Items from an interface collection:
——
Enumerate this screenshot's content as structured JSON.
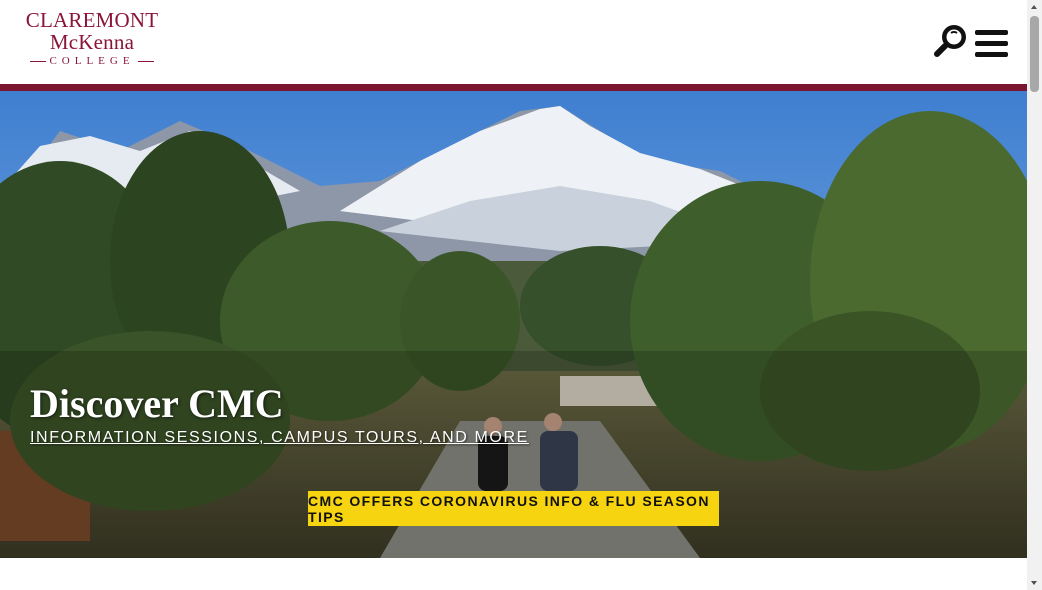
{
  "header": {
    "logo": {
      "line1": "Claremont",
      "line2": "McKenna",
      "line3": "College"
    },
    "search_icon": "search-icon",
    "menu_icon": "hamburger-menu-icon"
  },
  "hero": {
    "title": "Discover CMC",
    "link_label": "INFORMATION SESSIONS, CAMPUS TOURS, AND MORE",
    "alert_label": "CMC OFFERS CORONAVIRUS INFO & FLU SEASON TIPS"
  },
  "colors": {
    "brand_maroon": "#8a1538",
    "alert_yellow": "#f6d40f"
  }
}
——
• **Problem to work on**:
Transcribe every entry word for word, but skip the pictures.

• **Answer box**:
Enumerate this screenshot's content as structured JSON.
{
  "header": {
    "logo": {
      "line1": "Claremont",
      "line2": "McKenna",
      "line3": "College"
    },
    "search_icon": "search-icon",
    "menu_icon": "hamburger-menu-icon"
  },
  "hero": {
    "title": "Discover CMC",
    "link_label": "INFORMATION SESSIONS, CAMPUS TOURS, AND MORE",
    "alert_label": "CMC OFFERS CORONAVIRUS INFO & FLU SEASON TIPS"
  },
  "colors": {
    "brand_maroon": "#8a1538",
    "alert_yellow": "#f6d40f"
  }
}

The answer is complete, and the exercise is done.